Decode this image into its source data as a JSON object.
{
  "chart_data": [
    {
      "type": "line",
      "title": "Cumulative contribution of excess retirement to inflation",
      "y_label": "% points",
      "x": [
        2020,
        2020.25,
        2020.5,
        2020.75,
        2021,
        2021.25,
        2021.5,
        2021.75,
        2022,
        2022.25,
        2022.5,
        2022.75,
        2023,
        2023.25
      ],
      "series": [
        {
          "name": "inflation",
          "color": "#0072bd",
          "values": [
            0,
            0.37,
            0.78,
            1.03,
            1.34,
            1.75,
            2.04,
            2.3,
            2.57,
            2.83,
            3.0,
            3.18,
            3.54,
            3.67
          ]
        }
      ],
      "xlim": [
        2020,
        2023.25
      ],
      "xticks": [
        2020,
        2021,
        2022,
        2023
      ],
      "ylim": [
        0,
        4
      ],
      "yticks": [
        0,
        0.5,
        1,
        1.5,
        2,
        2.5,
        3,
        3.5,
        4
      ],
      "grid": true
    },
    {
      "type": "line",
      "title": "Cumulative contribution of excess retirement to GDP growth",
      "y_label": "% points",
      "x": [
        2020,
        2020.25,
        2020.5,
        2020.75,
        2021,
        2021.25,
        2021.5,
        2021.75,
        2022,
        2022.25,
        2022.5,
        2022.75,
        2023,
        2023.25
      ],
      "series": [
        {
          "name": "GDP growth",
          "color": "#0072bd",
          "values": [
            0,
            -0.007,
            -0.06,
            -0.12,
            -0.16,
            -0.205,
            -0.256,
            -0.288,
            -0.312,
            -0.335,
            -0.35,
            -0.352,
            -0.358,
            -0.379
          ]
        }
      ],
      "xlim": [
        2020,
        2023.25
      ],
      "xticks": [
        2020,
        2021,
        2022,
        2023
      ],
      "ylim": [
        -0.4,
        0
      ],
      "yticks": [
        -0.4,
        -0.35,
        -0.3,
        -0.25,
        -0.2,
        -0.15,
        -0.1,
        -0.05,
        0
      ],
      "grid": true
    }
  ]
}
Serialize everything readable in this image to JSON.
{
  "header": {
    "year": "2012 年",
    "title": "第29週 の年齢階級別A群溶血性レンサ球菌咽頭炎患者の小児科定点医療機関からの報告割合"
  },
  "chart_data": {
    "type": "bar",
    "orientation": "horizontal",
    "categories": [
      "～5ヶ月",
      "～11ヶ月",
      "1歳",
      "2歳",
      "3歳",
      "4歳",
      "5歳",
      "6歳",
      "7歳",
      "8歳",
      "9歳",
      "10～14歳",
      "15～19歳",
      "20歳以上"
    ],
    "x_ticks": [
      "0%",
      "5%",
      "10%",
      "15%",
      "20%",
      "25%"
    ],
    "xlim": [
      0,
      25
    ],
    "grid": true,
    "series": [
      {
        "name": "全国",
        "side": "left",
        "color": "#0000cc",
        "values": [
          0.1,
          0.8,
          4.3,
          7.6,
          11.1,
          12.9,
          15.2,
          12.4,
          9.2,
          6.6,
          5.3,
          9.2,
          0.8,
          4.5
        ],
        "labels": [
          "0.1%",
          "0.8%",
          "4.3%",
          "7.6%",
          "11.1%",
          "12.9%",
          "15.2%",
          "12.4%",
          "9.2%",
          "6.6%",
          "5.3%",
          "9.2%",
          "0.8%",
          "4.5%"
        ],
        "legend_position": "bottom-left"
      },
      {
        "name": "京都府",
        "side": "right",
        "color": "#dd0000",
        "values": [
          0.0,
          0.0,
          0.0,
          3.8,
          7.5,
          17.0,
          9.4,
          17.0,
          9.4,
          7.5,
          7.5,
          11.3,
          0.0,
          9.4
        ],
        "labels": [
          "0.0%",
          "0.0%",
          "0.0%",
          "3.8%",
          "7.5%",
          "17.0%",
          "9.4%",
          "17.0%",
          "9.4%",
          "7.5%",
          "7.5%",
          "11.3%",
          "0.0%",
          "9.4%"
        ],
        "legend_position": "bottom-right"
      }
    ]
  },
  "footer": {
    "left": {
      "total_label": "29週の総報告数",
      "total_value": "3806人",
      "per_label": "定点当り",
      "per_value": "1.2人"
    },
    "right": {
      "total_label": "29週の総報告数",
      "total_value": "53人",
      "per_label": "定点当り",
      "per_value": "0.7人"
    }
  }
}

▶ Exercise task
Repeat the preceding lines exactly, please, every one of them.

▶ Output
Decode this image into its source data as a JSON object.
{
  "chart_data": [
    {
      "type": "line",
      "title": "Cumulative contribution of excess retirement to inflation",
      "y_label": "% points",
      "x": [
        2020,
        2020.25,
        2020.5,
        2020.75,
        2021,
        2021.25,
        2021.5,
        2021.75,
        2022,
        2022.25,
        2022.5,
        2022.75,
        2023,
        2023.25
      ],
      "series": [
        {
          "name": "inflation",
          "color": "#0072bd",
          "values": [
            0,
            0.37,
            0.78,
            1.03,
            1.34,
            1.75,
            2.04,
            2.3,
            2.57,
            2.83,
            3.0,
            3.18,
            3.54,
            3.67
          ]
        }
      ],
      "xlim": [
        2020,
        2023.25
      ],
      "xticks": [
        2020,
        2021,
        2022,
        2023
      ],
      "ylim": [
        0,
        4
      ],
      "yticks": [
        0,
        0.5,
        1,
        1.5,
        2,
        2.5,
        3,
        3.5,
        4
      ],
      "grid": true
    },
    {
      "type": "line",
      "title": "Cumulative contribution of excess retirement to GDP growth",
      "y_label": "% points",
      "x": [
        2020,
        2020.25,
        2020.5,
        2020.75,
        2021,
        2021.25,
        2021.5,
        2021.75,
        2022,
        2022.25,
        2022.5,
        2022.75,
        2023,
        2023.25
      ],
      "series": [
        {
          "name": "GDP growth",
          "color": "#0072bd",
          "values": [
            0,
            -0.007,
            -0.06,
            -0.12,
            -0.16,
            -0.205,
            -0.256,
            -0.288,
            -0.312,
            -0.335,
            -0.35,
            -0.352,
            -0.358,
            -0.379
          ]
        }
      ],
      "xlim": [
        2020,
        2023.25
      ],
      "xticks": [
        2020,
        2021,
        2022,
        2023
      ],
      "ylim": [
        -0.4,
        0
      ],
      "yticks": [
        -0.4,
        -0.35,
        -0.3,
        -0.25,
        -0.2,
        -0.15,
        -0.1,
        -0.05,
        0
      ],
      "grid": true
    }
  ]
}
Serialize everything readable in this image to JSON.
{
  "header": {
    "year": "2012 年",
    "title": "第29週 の年齢階級別A群溶血性レンサ球菌咽頭炎患者の小児科定点医療機関からの報告割合"
  },
  "chart_data": {
    "type": "bar",
    "orientation": "horizontal",
    "categories": [
      "～5ヶ月",
      "～11ヶ月",
      "1歳",
      "2歳",
      "3歳",
      "4歳",
      "5歳",
      "6歳",
      "7歳",
      "8歳",
      "9歳",
      "10～14歳",
      "15～19歳",
      "20歳以上"
    ],
    "x_ticks": [
      "0%",
      "5%",
      "10%",
      "15%",
      "20%",
      "25%"
    ],
    "xlim": [
      0,
      25
    ],
    "grid": true,
    "series": [
      {
        "name": "全国",
        "side": "left",
        "color": "#0000cc",
        "values": [
          0.1,
          0.8,
          4.3,
          7.6,
          11.1,
          12.9,
          15.2,
          12.4,
          9.2,
          6.6,
          5.3,
          9.2,
          0.8,
          4.5
        ],
        "labels": [
          "0.1%",
          "0.8%",
          "4.3%",
          "7.6%",
          "11.1%",
          "12.9%",
          "15.2%",
          "12.4%",
          "9.2%",
          "6.6%",
          "5.3%",
          "9.2%",
          "0.8%",
          "4.5%"
        ],
        "legend_position": "bottom-left"
      },
      {
        "name": "京都府",
        "side": "right",
        "color": "#dd0000",
        "values": [
          0.0,
          0.0,
          0.0,
          3.8,
          7.5,
          17.0,
          9.4,
          17.0,
          9.4,
          7.5,
          7.5,
          11.3,
          0.0,
          9.4
        ],
        "labels": [
          "0.0%",
          "0.0%",
          "0.0%",
          "3.8%",
          "7.5%",
          "17.0%",
          "9.4%",
          "17.0%",
          "9.4%",
          "7.5%",
          "7.5%",
          "11.3%",
          "0.0%",
          "9.4%"
        ],
        "legend_position": "bottom-right"
      }
    ]
  },
  "footer": {
    "left": {
      "total_label": "29週の総報告数",
      "total_value": "3806人",
      "per_label": "定点当り",
      "per_value": "1.2人"
    },
    "right": {
      "total_label": "29週の総報告数",
      "total_value": "53人",
      "per_label": "定点当り",
      "per_value": "0.7人"
    }
  }
}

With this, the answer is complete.